== Goals ==
1. Repeat word for word the part of the opinion piece on trade with China that opens with the words containing "We are now in" and closes with "for the F35.".
2. Answer these questions using the opinion piece on trade with China:
(a) What share of global semiconductor fabrication did the U.S. control in 2000?
(b) What is the name of China's strategy that makes every ton of refined lithium a dual use asset?
(c) What share of refined rare earth supplies does Beijing now control?
___ Text shown ___
OPINION — For decades, the United States (U.S.) operated under a fatal delusion that free trade with China would liberalize its politics and that the global market was a neutral playing field. We were profoundly wrong. In 2000, the U.S. controlled 37% of global semiconductor fabrication. Today, we control less than 12%, while China is on track for 40% by 2030. While we played by the rules of Adam Smith, Beijing played by the rules of Sun Tzu.

We are now in the midst of a silent asymmetric economic war. China does not have a private sector in the American sense. Under its strategy of Civil Military Fusion, every ByteDance algorithm and every ton of refined lithium is a dual use asset of the Chinese Communist Party. Meanwhile, the U.S. encouraged the atrophy of its industrial base by prioritizing short term profits from outsourcing to China instead of securing our own economic and national security future. The West created this irrational strategic vulnerability where Beijing now controls 80% of refined rare earth supplies and more than 60% of the magnets in actuation systems for the F35.
___ Provided data ___
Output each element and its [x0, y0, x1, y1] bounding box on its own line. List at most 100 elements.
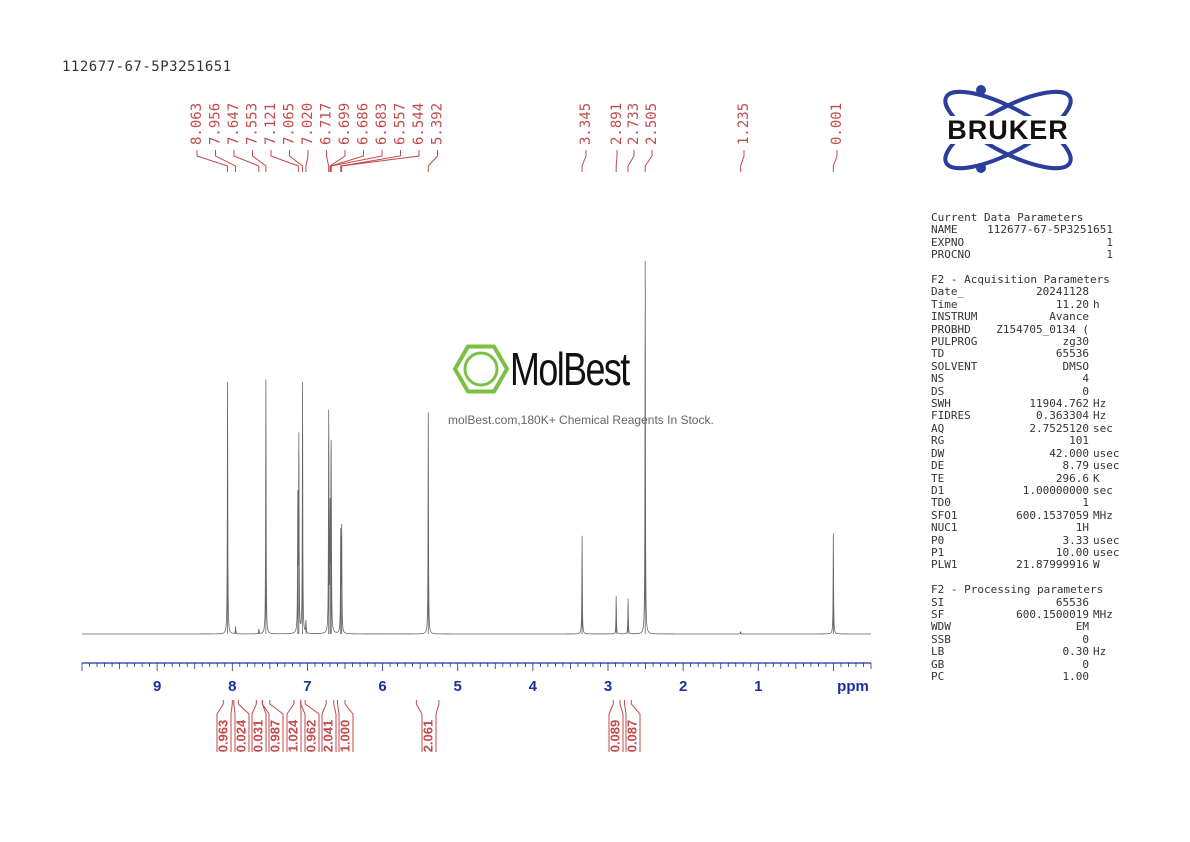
___
== Responses to the tasks ==
1.
We are now in the midst of a silent asymmetric economic war. China does not have a private sector in the American sense. Under its strategy of Civil Military Fusion, every ByteDance algorithm and every ton of refined lithium is a dual use asset of the Chinese Communist Party. Meanwhile, the U.S. encouraged the atrophy of its industrial base by prioritizing short term profits from outsourcing to China instead of securing our own economic and national security future. The West created this irrational strategic vulnerability where Beijing now controls 80% of refined rare earth supplies and more than 60% of the magnets in actuation systems for the F35.

2.
(a) 37%
(b) Civil Military Fusion
(c) 80%